▶ **Job**
Print all of the data exactly as written.

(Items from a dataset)

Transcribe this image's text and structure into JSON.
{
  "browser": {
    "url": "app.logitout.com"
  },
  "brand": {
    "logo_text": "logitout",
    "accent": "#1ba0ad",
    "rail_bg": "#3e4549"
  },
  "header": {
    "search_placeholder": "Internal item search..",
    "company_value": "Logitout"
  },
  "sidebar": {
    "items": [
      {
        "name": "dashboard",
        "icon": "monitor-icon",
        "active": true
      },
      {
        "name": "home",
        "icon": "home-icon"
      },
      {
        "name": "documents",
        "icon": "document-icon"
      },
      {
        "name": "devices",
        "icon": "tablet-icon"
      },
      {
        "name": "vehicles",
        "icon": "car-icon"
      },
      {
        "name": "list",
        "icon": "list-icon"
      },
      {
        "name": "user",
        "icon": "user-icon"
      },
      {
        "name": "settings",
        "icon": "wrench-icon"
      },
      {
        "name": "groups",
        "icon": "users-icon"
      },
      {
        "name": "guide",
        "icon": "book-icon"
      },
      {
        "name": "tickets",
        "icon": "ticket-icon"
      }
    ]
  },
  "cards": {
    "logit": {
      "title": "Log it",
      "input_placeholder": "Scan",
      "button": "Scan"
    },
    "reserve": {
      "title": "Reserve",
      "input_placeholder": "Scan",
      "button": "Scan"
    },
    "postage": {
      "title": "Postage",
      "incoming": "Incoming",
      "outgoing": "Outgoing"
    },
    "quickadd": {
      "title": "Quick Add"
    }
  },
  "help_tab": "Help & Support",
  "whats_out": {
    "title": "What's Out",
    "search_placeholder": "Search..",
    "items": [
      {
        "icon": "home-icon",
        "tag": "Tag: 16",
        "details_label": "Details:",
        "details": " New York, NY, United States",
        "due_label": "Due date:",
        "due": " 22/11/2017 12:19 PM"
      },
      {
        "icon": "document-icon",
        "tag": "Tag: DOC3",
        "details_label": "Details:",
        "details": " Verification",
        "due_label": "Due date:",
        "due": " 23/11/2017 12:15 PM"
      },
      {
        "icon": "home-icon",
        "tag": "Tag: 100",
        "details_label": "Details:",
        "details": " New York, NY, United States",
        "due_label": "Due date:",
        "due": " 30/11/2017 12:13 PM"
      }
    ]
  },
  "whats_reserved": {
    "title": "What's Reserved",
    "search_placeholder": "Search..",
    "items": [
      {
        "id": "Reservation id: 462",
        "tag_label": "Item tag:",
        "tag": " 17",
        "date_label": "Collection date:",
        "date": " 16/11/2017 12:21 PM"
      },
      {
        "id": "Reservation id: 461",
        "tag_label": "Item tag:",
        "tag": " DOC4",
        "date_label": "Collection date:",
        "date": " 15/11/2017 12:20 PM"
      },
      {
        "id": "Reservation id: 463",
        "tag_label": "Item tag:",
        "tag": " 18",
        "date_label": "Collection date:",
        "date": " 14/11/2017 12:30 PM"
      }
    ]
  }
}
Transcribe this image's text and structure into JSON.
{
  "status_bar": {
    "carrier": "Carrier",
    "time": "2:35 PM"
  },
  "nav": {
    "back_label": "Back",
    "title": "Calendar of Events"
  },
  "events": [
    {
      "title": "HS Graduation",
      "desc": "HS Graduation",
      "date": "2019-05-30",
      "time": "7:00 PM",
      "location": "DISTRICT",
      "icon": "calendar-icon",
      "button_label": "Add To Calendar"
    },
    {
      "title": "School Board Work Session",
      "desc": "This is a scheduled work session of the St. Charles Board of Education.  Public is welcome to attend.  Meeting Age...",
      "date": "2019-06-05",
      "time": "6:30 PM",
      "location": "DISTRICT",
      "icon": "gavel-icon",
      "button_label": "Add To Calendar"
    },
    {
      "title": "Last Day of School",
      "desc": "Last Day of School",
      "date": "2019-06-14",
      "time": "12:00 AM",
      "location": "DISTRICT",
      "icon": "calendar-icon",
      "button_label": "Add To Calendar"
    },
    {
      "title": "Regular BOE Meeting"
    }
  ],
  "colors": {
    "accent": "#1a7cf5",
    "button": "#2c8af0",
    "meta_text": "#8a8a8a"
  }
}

▶ **Solution to the exercise**
Transcribe this image's text and structure into JSON.
{
  "browser": {
    "url": "app.logitout.com"
  },
  "brand": {
    "logo_text": "logitout",
    "accent": "#1ba0ad",
    "rail_bg": "#3e4549"
  },
  "header": {
    "search_placeholder": "Internal item search..",
    "company_value": "Logitout"
  },
  "sidebar": {
    "items": [
      {
        "name": "dashboard",
        "icon": "monitor-icon",
        "active": true
      },
      {
        "name": "home",
        "icon": "home-icon"
      },
      {
        "name": "documents",
        "icon": "document-icon"
      },
      {
        "name": "devices",
        "icon": "tablet-icon"
      },
      {
        "name": "vehicles",
        "icon": "car-icon"
      },
      {
        "name": "list",
        "icon": "list-icon"
      },
      {
        "name": "user",
        "icon": "user-icon"
      },
      {
        "name": "settings",
        "icon": "wrench-icon"
      },
      {
        "name": "groups",
        "icon": "users-icon"
      },
      {
        "name": "guide",
        "icon": "book-icon"
      },
      {
        "name": "tickets",
        "icon": "ticket-icon"
      }
    ]
  },
  "cards": {
    "logit": {
      "title": "Log it",
      "input_placeholder": "Scan",
      "button": "Scan"
    },
    "reserve": {
      "title": "Reserve",
      "input_placeholder": "Scan",
      "button": "Scan"
    },
    "postage": {
      "title": "Postage",
      "incoming": "Incoming",
      "outgoing": "Outgoing"
    },
    "quickadd": {
      "title": "Quick Add"
    }
  },
  "help_tab": "Help & Support",
  "whats_out": {
    "title": "What's Out",
    "search_placeholder": "Search..",
    "items": [
      {
        "icon": "home-icon",
        "tag": "Tag: 16",
        "details_label": "Details:",
        "details": " New York, NY, United States",
        "due_label": "Due date:",
        "due": " 22/11/2017 12:19 PM"
      },
      {
        "icon": "document-icon",
        "tag": "Tag: DOC3",
        "details_label": "Details:",
        "details": " Verification",
        "due_label": "Due date:",
        "due": " 23/11/2017 12:15 PM"
      },
      {
        "icon": "home-icon",
        "tag": "Tag: 100",
        "details_label": "Details:",
        "details": " New York, NY, United States",
        "due_label": "Due date:",
        "due": " 30/11/2017 12:13 PM"
      }
    ]
  },
  "whats_reserved": {
    "title": "What's Reserved",
    "search_placeholder": "Search..",
    "items": [
      {
        "id": "Reservation id: 462",
        "tag_label": "Item tag:",
        "tag": " 17",
        "date_label": "Collection date:",
        "date": " 16/11/2017 12:21 PM"
      },
      {
        "id": "Reservation id: 461",
        "tag_label": "Item tag:",
        "tag": " DOC4",
        "date_label": "Collection date:",
        "date": " 15/11/2017 12:20 PM"
      },
      {
        "id": "Reservation id: 463",
        "tag_label": "Item tag:",
        "tag": " 18",
        "date_label": "Collection date:",
        "date": " 14/11/2017 12:30 PM"
      }
    ]
  }
}
Transcribe this image's text and structure into JSON.
{
  "status_bar": {
    "carrier": "Carrier",
    "time": "2:35 PM"
  },
  "nav": {
    "back_label": "Back",
    "title": "Calendar of Events"
  },
  "events": [
    {
      "title": "HS Graduation",
      "desc": "HS Graduation",
      "date": "2019-05-30",
      "time": "7:00 PM",
      "location": "DISTRICT",
      "icon": "calendar-icon",
      "button_label": "Add To Calendar"
    },
    {
      "title": "School Board Work Session",
      "desc": "This is a scheduled work session of the St. Charles Board of Education.  Public is welcome to attend.  Meeting Age...",
      "date": "2019-06-05",
      "time": "6:30 PM",
      "location": "DISTRICT",
      "icon": "gavel-icon",
      "button_label": "Add To Calendar"
    },
    {
      "title": "Last Day of School",
      "desc": "Last Day of School",
      "date": "2019-06-14",
      "time": "12:00 AM",
      "location": "DISTRICT",
      "icon": "calendar-icon",
      "button_label": "Add To Calendar"
    },
    {
      "title": "Regular BOE Meeting"
    }
  ],
  "colors": {
    "accent": "#1a7cf5",
    "button": "#2c8af0",
    "meta_text": "#8a8a8a"
  }
}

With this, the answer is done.